• [Exercise brief]
Exactly reproduce each record listed below.
—————
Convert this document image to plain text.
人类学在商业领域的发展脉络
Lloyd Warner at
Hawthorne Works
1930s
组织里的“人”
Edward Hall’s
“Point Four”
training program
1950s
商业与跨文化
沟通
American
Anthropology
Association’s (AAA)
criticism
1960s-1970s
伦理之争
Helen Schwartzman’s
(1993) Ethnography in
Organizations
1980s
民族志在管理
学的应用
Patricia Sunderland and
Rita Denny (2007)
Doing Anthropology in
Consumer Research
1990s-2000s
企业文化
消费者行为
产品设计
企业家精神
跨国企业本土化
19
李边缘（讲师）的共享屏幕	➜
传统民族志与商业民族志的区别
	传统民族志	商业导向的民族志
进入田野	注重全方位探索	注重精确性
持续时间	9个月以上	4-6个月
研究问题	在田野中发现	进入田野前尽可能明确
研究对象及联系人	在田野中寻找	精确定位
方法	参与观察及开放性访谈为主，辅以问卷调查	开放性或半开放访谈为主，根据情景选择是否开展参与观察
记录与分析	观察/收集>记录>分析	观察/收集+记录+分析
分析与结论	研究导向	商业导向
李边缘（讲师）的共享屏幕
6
—————
• [Exercise output]
Convert this document image to plain text.
人类学在商业领域的发展脉络
Lloyd Warner at
Hawthorne Works
1930s
组织里的“人”
Edward Hall’s
“Point Four”
training program
1950s
商业与跨文化
沟通
American
Anthropology
Association’s (AAA)
criticism
1960s-1970s
伦理之争
Helen Schwartzman’s
(1993) Ethnography in
Organizations
1980s
民族志在管理
学的应用
Patricia Sunderland and
Rita Denny (2007)
Doing Anthropology in
Consumer Research
1990s-2000s
企业文化
消费者行为
产品设计
企业家精神
跨国企业本土化
19
李边缘（讲师）的共享屏幕	➜
传统民族志与商业民族志的区别
	传统民族志	商业导向的民族志
进入田野	注重全方位探索	注重精确性
持续时间	9个月以上	4-6个月
研究问题	在田野中发现	进入田野前尽可能明确
研究对象及联系人	在田野中寻找	精确定位
方法	参与观察及开放性访谈为主，辅以问卷调查	开放性或半开放访谈为主，根据情景选择是否开展参与观察
记录与分析	观察/收集>记录>分析	观察/收集+记录+分析
分析与结论	研究导向	商业导向
李边缘（讲师）的共享屏幕
6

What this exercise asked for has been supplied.